--- start of DATA FOR PROCESSING ---

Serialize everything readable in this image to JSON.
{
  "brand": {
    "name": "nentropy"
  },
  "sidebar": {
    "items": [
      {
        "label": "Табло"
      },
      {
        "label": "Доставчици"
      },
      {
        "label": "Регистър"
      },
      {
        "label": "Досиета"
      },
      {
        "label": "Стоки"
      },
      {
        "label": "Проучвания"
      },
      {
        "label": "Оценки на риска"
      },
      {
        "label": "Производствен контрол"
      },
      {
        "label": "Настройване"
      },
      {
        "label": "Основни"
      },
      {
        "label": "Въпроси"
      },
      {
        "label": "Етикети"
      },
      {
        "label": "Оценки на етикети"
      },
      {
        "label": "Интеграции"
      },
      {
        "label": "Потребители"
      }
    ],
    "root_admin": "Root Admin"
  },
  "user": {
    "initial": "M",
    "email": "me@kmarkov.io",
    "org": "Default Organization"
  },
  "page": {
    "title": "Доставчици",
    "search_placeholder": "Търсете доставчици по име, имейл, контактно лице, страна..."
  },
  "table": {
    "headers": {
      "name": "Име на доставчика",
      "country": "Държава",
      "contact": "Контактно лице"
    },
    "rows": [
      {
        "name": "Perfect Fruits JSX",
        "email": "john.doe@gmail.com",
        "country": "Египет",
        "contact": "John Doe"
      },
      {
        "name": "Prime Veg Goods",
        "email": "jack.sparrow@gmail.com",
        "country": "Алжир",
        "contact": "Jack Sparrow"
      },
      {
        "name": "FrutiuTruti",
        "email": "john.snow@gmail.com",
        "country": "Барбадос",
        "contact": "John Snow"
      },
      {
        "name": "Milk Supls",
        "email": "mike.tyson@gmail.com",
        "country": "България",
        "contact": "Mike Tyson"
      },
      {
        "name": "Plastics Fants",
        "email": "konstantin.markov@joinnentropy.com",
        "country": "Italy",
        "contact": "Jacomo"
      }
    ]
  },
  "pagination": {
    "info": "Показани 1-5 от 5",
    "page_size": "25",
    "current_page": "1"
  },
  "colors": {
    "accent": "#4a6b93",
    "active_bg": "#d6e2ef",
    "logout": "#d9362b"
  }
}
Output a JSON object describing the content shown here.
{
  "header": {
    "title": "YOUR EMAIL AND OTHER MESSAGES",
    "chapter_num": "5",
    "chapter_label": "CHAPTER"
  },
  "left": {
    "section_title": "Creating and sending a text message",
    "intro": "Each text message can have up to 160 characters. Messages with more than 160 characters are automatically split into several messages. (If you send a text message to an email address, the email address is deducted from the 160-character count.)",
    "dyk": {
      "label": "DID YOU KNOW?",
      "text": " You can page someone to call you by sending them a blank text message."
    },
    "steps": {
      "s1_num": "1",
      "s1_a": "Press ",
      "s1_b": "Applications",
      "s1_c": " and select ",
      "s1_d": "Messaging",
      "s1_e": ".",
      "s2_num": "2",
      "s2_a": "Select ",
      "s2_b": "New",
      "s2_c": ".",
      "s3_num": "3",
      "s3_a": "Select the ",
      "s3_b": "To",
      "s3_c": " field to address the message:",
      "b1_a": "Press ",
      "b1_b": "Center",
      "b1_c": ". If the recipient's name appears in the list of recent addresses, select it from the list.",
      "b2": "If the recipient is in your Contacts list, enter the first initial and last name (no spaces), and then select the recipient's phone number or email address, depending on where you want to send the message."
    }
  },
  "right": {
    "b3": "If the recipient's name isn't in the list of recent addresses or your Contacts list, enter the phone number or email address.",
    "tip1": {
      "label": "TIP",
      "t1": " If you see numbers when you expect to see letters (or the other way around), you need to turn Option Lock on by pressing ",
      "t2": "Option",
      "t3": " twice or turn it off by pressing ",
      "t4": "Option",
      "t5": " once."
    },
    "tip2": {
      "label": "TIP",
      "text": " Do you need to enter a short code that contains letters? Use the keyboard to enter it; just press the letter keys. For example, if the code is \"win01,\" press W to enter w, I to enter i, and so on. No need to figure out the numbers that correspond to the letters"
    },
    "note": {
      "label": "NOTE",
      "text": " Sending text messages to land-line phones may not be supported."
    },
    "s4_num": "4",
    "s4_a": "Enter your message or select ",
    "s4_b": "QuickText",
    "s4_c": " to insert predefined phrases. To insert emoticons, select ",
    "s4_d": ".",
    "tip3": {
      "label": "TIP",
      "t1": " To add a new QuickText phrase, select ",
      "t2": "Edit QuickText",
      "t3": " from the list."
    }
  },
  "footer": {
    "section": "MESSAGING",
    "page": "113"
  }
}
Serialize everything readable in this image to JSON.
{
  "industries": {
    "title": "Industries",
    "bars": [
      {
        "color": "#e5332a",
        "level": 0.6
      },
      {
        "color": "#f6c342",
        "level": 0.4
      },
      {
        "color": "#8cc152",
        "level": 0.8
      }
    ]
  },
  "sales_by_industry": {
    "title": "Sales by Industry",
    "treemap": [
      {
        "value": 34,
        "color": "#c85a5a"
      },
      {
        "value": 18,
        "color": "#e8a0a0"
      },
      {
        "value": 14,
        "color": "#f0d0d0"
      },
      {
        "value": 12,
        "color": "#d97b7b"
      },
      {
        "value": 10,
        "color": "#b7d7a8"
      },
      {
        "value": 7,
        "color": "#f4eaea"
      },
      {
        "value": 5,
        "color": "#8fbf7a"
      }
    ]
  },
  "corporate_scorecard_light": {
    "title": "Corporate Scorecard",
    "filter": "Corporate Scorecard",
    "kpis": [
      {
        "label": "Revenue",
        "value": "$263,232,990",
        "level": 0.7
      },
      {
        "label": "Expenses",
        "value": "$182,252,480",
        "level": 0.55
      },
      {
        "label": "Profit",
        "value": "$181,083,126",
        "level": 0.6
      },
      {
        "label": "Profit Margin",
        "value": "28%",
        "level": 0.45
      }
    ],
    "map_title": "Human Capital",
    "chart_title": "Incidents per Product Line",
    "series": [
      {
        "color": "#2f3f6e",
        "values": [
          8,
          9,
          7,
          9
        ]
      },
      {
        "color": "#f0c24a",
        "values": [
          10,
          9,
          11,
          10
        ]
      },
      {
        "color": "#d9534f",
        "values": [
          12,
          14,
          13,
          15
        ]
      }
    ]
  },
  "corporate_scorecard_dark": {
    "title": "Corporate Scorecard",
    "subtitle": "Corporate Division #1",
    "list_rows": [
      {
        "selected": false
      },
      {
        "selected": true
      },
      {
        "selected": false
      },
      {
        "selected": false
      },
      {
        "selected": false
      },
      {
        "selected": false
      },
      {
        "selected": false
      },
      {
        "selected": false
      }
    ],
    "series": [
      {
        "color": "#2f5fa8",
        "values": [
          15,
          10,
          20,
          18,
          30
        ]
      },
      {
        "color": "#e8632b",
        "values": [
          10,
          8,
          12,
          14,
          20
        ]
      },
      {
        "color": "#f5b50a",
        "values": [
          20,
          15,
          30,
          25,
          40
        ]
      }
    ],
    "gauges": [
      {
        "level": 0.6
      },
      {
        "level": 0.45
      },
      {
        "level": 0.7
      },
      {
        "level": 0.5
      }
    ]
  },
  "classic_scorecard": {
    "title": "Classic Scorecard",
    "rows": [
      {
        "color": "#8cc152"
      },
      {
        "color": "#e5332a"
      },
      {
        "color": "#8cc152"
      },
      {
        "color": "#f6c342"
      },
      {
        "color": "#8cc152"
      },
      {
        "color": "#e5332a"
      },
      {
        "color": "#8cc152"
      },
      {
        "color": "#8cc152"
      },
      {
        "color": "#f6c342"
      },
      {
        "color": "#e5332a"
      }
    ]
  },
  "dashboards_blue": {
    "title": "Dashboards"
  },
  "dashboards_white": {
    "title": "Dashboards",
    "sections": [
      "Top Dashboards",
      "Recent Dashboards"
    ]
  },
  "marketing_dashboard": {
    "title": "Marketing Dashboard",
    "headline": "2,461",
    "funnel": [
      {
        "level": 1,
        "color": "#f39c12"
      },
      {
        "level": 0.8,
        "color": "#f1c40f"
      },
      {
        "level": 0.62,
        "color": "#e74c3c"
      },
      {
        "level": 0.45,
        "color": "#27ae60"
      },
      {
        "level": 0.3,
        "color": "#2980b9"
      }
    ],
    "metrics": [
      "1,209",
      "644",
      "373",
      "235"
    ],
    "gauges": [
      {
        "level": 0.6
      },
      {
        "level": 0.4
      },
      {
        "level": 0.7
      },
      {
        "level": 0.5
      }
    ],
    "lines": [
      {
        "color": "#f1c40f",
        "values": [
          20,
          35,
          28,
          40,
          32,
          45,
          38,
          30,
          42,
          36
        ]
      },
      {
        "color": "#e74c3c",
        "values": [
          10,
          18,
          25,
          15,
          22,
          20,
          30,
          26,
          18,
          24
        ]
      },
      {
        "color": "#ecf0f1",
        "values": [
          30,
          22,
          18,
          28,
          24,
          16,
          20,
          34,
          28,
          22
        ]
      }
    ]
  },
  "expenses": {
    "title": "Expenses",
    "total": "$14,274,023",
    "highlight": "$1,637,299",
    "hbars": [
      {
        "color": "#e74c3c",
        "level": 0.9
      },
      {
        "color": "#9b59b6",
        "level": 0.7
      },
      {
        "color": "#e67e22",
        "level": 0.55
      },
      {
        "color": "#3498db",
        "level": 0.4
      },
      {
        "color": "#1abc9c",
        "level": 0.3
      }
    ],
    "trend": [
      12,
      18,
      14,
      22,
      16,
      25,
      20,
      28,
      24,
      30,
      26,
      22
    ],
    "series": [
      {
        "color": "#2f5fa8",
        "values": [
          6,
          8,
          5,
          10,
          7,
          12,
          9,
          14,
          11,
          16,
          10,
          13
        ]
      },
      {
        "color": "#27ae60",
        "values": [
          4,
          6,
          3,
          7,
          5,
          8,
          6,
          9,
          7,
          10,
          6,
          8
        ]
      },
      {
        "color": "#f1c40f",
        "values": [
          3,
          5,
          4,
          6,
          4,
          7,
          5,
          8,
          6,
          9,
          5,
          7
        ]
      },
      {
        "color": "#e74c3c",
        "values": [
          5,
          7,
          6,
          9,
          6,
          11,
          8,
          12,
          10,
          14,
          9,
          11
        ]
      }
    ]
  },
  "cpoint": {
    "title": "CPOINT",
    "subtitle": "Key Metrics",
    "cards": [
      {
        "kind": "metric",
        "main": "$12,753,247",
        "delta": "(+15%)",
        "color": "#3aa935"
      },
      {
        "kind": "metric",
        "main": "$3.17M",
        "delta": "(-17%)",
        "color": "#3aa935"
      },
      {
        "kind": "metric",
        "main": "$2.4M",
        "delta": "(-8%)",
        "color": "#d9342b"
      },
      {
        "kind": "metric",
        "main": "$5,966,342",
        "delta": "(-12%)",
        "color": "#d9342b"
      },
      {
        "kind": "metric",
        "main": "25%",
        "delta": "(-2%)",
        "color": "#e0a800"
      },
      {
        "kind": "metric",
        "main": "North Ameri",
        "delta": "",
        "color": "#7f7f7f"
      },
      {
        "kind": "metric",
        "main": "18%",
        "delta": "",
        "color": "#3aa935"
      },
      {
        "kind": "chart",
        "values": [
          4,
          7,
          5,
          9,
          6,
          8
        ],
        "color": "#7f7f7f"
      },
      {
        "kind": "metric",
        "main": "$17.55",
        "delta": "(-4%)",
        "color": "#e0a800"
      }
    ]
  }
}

--- end of DATA FOR PROCESSING ---

* _EXERCISE INSTRUCTIONS_: Look over the records above and copy each line that includes the string "subtitle".

* _THE COMPLETED TASK_:
    "subtitle": "Corporate Division #1",
    "subtitle": "Key Metrics",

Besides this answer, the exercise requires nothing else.